(Stored items from a collection)
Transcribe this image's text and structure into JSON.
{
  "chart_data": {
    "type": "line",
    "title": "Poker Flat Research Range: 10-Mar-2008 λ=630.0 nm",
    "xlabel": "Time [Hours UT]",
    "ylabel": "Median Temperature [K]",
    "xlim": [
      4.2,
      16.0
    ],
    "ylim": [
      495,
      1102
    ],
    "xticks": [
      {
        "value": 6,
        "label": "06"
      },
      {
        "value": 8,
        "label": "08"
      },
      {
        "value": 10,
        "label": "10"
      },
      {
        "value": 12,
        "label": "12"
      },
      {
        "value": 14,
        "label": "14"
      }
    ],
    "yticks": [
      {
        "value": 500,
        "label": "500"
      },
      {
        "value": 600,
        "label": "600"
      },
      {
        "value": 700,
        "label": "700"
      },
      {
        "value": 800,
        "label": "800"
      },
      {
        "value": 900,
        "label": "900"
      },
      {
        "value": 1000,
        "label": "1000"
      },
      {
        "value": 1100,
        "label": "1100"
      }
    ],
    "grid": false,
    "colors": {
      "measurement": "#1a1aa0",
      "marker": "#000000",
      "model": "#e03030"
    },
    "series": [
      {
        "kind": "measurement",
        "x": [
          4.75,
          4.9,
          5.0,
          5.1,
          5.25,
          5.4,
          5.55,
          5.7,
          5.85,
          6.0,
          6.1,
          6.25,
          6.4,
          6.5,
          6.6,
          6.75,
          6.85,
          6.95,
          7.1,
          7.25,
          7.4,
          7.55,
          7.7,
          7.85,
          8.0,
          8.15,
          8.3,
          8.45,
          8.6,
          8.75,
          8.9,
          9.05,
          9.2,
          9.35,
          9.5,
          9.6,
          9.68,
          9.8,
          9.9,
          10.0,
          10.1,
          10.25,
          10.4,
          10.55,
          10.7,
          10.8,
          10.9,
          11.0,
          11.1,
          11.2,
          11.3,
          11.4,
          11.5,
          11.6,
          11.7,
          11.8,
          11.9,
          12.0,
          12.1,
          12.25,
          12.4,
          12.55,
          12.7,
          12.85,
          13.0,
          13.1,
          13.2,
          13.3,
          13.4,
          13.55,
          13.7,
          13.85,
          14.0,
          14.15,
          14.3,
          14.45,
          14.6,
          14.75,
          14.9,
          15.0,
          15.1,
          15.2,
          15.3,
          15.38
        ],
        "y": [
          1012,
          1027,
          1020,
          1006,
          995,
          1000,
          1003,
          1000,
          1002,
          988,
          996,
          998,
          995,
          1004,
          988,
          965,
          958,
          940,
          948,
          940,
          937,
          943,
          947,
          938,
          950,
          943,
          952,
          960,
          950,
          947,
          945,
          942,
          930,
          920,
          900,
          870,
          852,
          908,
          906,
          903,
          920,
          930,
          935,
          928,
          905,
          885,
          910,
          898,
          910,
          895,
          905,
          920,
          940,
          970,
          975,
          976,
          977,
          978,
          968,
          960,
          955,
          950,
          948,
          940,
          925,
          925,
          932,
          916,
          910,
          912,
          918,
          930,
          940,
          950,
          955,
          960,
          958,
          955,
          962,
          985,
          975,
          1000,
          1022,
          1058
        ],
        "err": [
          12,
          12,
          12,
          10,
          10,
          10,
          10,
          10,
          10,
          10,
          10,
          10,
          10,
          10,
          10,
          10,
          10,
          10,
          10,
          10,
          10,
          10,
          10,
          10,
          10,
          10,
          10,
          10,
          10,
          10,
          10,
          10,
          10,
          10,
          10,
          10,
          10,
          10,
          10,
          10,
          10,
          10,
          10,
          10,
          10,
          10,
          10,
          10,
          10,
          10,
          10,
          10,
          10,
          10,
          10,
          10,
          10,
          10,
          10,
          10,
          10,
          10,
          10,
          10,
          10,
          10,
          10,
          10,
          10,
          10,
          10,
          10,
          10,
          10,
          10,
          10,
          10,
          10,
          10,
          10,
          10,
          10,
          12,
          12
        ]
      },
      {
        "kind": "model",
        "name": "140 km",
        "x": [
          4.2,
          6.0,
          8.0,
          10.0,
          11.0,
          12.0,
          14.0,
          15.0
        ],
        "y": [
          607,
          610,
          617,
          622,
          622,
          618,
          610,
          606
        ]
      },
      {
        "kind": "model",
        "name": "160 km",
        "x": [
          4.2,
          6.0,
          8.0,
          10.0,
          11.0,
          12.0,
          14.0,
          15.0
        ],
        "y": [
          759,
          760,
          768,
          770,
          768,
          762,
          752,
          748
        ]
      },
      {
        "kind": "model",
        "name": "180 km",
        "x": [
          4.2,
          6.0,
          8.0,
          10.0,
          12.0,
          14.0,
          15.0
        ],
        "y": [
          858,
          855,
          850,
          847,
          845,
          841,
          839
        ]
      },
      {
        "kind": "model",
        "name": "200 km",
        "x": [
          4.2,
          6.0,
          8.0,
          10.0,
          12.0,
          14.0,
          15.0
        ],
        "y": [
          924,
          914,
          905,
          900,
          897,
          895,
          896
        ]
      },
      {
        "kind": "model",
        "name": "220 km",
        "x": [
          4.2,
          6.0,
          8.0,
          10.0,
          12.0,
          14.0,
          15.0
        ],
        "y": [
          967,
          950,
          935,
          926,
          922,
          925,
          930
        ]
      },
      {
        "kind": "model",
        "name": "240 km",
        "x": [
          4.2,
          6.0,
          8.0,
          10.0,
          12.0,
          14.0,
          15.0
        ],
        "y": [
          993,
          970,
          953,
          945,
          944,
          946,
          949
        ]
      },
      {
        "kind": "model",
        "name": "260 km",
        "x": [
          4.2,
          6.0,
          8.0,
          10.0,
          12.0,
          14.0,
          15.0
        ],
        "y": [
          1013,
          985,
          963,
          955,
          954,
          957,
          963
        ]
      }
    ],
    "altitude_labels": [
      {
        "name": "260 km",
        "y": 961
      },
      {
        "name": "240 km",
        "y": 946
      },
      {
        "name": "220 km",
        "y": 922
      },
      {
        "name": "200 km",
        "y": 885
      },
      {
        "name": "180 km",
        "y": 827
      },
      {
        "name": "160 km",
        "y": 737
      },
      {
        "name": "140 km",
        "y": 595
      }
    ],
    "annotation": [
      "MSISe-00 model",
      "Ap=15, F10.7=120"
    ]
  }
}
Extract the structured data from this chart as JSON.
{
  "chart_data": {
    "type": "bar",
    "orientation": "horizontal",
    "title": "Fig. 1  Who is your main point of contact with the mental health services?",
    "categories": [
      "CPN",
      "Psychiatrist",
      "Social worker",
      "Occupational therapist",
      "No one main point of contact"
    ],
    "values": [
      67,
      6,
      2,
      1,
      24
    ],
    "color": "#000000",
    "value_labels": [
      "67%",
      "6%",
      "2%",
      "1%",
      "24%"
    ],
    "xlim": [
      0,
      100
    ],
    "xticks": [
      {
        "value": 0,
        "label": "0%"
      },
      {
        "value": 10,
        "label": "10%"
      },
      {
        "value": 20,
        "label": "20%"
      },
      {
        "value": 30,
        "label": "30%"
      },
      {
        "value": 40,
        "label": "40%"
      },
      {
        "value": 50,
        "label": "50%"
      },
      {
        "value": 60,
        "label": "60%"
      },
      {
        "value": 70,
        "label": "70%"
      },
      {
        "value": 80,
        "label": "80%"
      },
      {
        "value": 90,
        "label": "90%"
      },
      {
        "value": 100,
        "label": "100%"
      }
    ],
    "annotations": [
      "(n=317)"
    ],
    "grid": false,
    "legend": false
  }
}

Work to complete:
Reproduce the final stretch of the data above: every line from the one holding "Extract the structured" through the end, inclusive, exactly as written and nothing else.

Result for this task:
Extract the structured data from this chart as JSON.
{
  "chart_data": {
    "type": "bar",
    "orientation": "horizontal",
    "title": "Fig. 1  Who is your main point of contact with the mental health services?",
    "categories": [
      "CPN",
      "Psychiatrist",
      "Social worker",
      "Occupational therapist",
      "No one main point of contact"
    ],
    "values": [
      67,
      6,
      2,
      1,
      24
    ],
    "color": "#000000",
    "value_labels": [
      "67%",
      "6%",
      "2%",
      "1%",
      "24%"
    ],
    "xlim": [
      0,
      100
    ],
    "xticks": [
      {
        "value": 0,
        "label": "0%"
      },
      {
        "value": 10,
        "label": "10%"
      },
      {
        "value": 20,
        "label": "20%"
      },
      {
        "value": 30,
        "label": "30%"
      },
      {
        "value": 40,
        "label": "40%"
      },
      {
        "value": 50,
        "label": "50%"
      },
      {
        "value": 60,
        "label": "60%"
      },
      {
        "value": 70,
        "label": "70%"
      },
      {
        "value": 80,
        "label": "80%"
      },
      {
        "value": 90,
        "label": "90%"
      },
      {
        "value": 100,
        "label": "100%"
      }
    ],
    "annotations": [
      "(n=317)"
    ],
    "grid": false,
    "legend": false
  }
}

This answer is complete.